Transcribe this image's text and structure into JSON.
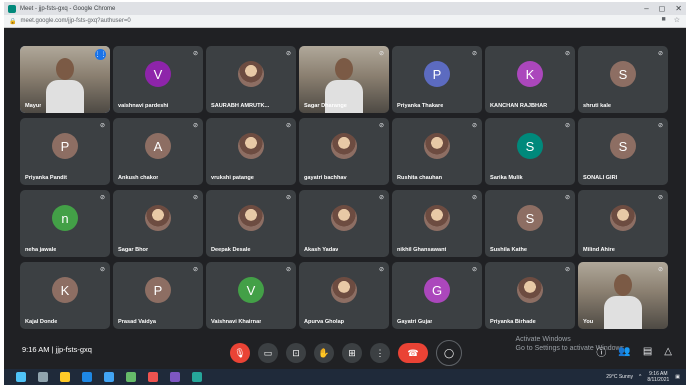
{
  "window": {
    "title": "Meet - jjp-fsts-gxq - Google Chrome",
    "url": "meet.google.com/jjp-fsts-gxq?authuser=0",
    "controls": [
      "–",
      "◻",
      "✕"
    ]
  },
  "participants": [
    {
      "name": "Mayur",
      "kind": "video",
      "speaking": true
    },
    {
      "name": "vaishnavi pardeshi",
      "kind": "initial",
      "initial": "V",
      "color": "#8e24aa"
    },
    {
      "name": "SAURABH AMRUTK...",
      "kind": "photo"
    },
    {
      "name": "Sagar Dharange",
      "kind": "video"
    },
    {
      "name": "Priyanka Thakare",
      "kind": "initial",
      "initial": "P",
      "color": "#5c6bc0"
    },
    {
      "name": "KANCHAN RAJBHAR",
      "kind": "initial",
      "initial": "K",
      "color": "#ab47bc"
    },
    {
      "name": "shruti kale",
      "kind": "initial",
      "initial": "S",
      "color": "#8d6e63"
    },
    {
      "name": "Priyanka Pandit",
      "kind": "initial",
      "initial": "P",
      "color": "#8d6e63"
    },
    {
      "name": "Ankush chakor",
      "kind": "initial",
      "initial": "A",
      "color": "#8d6e63"
    },
    {
      "name": "vrukshi patange",
      "kind": "photo"
    },
    {
      "name": "gayatri bachhav",
      "kind": "photo"
    },
    {
      "name": "Rushita chauhan",
      "kind": "photo"
    },
    {
      "name": "Sarika Mulik",
      "kind": "initial",
      "initial": "S",
      "color": "#00897b"
    },
    {
      "name": "SONALI GIRI",
      "kind": "initial",
      "initial": "S",
      "color": "#8d6e63"
    },
    {
      "name": "neha jawale",
      "kind": "initial",
      "initial": "n",
      "color": "#43a047"
    },
    {
      "name": "Sagar Bhor",
      "kind": "photo"
    },
    {
      "name": "Deepak Desale",
      "kind": "photo"
    },
    {
      "name": "Akash Yadav",
      "kind": "photo"
    },
    {
      "name": "nikhil Ghansawant",
      "kind": "photo"
    },
    {
      "name": "Sushila Kathe",
      "kind": "initial",
      "initial": "S",
      "color": "#8d6e63"
    },
    {
      "name": "Milind Ahire",
      "kind": "photo"
    },
    {
      "name": "Kajal Donde",
      "kind": "initial",
      "initial": "K",
      "color": "#8d6e63"
    },
    {
      "name": "Prasad Vaidya",
      "kind": "initial",
      "initial": "P",
      "color": "#8d6e63"
    },
    {
      "name": "Vaishnavi Khairnar",
      "kind": "initial",
      "initial": "V",
      "color": "#43a047"
    },
    {
      "name": "Apurva Gholap",
      "kind": "photo"
    },
    {
      "name": "Gayatri Gujar",
      "kind": "initial",
      "initial": "G",
      "color": "#ab47bc"
    },
    {
      "name": "Priyanka Birhade",
      "kind": "photo"
    },
    {
      "name": "You",
      "kind": "video"
    }
  ],
  "meeting": {
    "time": "9:16 AM",
    "separator": "|",
    "code": "jjp-fsts-gxq"
  },
  "watermark": {
    "line1": "Activate Windows",
    "line2": "Go to Settings to activate Windows."
  },
  "taskbar": {
    "weather": "29°C Sunny",
    "clock_time": "9:16 AM",
    "clock_date": "8/11/2021"
  }
}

■ **Exercise requirements**: Return every line holding the word "fsts" from the records.

■ **Exercise solution**:
    "title": "Meet - jjp-fsts-gxq - Google Chrome",
    "url": "meet.google.com/jjp-fsts-gxq?authuser=0",
    "code": "jjp-fsts-gxq"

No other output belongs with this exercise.